(begin)

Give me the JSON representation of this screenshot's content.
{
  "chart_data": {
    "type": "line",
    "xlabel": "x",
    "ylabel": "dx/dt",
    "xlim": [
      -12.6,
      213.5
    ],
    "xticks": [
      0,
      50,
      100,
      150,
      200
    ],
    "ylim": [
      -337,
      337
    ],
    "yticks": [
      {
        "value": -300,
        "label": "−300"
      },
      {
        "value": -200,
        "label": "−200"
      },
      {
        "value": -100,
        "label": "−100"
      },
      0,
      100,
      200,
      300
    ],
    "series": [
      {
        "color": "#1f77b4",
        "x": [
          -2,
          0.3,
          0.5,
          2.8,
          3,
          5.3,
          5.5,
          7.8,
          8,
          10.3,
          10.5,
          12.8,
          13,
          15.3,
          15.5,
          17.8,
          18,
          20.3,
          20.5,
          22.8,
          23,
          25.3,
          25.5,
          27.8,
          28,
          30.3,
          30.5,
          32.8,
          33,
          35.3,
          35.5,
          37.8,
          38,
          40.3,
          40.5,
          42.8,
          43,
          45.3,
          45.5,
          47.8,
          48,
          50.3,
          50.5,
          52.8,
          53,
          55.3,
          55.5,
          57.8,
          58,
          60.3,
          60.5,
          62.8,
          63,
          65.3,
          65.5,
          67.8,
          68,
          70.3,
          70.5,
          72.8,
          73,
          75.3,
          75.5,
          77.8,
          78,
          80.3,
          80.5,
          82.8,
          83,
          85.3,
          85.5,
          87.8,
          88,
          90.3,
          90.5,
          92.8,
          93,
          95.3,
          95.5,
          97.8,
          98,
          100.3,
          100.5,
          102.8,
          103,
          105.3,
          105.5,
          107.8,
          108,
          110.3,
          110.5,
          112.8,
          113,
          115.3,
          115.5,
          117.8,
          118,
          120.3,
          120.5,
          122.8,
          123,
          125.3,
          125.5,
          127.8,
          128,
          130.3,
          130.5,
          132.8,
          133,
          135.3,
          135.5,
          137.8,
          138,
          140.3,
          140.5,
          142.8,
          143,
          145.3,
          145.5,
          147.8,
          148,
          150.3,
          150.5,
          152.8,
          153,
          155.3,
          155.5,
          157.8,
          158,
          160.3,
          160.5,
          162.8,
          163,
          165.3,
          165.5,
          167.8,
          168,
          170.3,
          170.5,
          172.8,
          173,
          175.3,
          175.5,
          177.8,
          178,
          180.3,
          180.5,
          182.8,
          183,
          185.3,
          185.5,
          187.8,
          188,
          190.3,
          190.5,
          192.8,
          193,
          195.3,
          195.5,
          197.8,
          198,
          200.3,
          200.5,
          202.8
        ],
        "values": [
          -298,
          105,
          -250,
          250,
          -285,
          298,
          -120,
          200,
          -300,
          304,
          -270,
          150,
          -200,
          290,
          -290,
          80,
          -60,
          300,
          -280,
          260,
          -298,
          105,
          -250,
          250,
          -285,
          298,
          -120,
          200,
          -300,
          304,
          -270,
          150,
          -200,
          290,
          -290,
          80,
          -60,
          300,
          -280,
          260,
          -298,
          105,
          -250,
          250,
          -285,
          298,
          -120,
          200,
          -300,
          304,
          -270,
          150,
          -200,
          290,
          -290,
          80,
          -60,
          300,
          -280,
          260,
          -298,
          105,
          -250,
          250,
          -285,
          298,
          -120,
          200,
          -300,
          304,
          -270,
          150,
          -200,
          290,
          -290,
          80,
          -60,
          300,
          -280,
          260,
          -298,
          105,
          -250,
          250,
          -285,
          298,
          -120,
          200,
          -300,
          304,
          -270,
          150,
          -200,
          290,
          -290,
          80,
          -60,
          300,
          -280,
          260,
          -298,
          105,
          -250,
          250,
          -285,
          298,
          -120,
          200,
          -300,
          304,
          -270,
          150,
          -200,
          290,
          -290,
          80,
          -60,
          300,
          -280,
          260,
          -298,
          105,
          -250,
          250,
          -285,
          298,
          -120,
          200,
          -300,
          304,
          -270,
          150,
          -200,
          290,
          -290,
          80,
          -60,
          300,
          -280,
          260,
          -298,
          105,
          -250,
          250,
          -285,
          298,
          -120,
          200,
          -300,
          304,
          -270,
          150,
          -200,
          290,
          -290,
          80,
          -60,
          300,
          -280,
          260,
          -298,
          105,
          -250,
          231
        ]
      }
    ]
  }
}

(end)
(begin)

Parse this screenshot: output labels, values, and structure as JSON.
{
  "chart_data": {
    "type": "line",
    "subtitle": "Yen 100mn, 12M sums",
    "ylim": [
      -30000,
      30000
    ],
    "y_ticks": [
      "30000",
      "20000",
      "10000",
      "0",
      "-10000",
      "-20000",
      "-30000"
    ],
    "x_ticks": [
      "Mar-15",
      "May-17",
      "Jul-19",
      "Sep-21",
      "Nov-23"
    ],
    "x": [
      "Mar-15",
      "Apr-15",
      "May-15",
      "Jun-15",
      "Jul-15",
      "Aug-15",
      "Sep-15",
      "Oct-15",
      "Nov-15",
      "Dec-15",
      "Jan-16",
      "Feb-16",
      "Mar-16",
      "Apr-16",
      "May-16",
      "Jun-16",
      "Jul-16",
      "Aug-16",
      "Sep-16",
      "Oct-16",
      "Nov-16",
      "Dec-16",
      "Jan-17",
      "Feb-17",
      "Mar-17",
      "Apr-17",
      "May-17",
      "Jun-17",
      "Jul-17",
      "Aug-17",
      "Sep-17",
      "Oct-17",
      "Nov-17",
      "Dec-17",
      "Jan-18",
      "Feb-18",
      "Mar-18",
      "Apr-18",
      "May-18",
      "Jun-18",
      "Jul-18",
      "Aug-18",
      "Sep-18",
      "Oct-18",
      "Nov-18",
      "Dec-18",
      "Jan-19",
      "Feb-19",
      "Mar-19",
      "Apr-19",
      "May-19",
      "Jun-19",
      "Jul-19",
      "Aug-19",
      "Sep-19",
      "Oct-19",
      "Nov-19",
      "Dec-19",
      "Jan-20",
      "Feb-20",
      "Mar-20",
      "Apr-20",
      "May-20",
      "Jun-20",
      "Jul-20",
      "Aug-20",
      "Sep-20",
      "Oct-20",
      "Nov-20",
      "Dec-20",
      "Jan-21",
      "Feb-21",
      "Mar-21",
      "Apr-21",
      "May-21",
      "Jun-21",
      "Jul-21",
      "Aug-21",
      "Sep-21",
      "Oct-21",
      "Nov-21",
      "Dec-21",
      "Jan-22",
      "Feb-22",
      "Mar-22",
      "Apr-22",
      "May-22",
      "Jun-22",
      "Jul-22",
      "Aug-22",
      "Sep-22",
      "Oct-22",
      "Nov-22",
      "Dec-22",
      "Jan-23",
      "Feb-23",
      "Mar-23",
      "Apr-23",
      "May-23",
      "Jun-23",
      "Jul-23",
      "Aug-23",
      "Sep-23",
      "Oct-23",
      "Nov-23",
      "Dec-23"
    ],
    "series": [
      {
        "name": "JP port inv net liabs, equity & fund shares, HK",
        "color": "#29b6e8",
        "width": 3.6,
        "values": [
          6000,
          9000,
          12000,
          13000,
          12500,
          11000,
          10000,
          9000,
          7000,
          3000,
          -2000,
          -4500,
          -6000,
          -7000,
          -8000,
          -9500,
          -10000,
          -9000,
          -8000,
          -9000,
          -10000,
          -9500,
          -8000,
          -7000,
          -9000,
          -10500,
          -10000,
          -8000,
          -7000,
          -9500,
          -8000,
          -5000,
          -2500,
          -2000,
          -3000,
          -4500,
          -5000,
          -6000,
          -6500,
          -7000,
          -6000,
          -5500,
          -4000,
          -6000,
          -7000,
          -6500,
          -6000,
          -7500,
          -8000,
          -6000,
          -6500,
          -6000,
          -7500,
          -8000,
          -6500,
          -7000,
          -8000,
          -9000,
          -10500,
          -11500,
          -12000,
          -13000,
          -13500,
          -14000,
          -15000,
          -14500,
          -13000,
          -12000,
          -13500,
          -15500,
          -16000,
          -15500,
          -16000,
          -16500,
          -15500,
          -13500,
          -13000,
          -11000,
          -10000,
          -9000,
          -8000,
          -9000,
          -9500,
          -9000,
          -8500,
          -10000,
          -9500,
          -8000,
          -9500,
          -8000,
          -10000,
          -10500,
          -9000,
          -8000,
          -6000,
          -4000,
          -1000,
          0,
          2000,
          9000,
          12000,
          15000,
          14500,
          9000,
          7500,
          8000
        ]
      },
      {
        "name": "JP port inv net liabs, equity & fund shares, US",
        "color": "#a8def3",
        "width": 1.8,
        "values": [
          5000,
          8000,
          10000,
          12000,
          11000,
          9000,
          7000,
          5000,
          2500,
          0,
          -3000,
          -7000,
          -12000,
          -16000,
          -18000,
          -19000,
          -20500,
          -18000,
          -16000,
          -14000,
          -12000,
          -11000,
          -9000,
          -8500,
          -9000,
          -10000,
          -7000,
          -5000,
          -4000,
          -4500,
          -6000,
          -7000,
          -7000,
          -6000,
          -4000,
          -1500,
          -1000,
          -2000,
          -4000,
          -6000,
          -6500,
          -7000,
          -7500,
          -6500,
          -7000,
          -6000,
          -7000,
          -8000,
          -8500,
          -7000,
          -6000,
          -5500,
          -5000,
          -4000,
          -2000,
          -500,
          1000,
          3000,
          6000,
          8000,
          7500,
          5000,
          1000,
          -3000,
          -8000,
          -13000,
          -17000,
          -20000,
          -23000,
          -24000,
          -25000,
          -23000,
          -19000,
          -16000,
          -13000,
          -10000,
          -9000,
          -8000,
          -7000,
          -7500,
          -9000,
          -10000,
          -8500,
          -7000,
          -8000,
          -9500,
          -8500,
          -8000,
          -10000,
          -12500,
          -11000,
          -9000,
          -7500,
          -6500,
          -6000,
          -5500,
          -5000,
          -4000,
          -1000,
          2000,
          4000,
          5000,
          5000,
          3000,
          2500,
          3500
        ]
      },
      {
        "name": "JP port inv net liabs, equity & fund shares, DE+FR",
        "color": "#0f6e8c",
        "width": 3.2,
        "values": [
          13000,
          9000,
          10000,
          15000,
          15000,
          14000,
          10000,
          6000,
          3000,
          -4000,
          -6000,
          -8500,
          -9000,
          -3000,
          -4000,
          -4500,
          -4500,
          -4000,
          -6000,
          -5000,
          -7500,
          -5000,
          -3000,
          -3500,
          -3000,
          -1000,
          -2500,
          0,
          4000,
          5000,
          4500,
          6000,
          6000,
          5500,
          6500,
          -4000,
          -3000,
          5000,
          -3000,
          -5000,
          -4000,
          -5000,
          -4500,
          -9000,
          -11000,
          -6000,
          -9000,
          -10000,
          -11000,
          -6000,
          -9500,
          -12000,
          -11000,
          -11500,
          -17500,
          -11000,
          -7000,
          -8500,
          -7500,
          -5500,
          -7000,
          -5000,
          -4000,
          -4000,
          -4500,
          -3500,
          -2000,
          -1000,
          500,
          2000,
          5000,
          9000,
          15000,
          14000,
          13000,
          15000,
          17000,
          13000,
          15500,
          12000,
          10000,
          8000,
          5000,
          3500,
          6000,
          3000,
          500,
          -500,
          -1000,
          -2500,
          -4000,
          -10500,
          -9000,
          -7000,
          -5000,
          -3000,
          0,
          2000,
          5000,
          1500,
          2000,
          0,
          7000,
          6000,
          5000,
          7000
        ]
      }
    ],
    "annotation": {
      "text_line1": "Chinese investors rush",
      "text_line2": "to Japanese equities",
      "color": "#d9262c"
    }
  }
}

(end)

TASK GOAL
Of the lines in the records, how many contain the word "shares"? Answer with the number and nothing else.

RESPONSE FOR THIS EXERCISE
3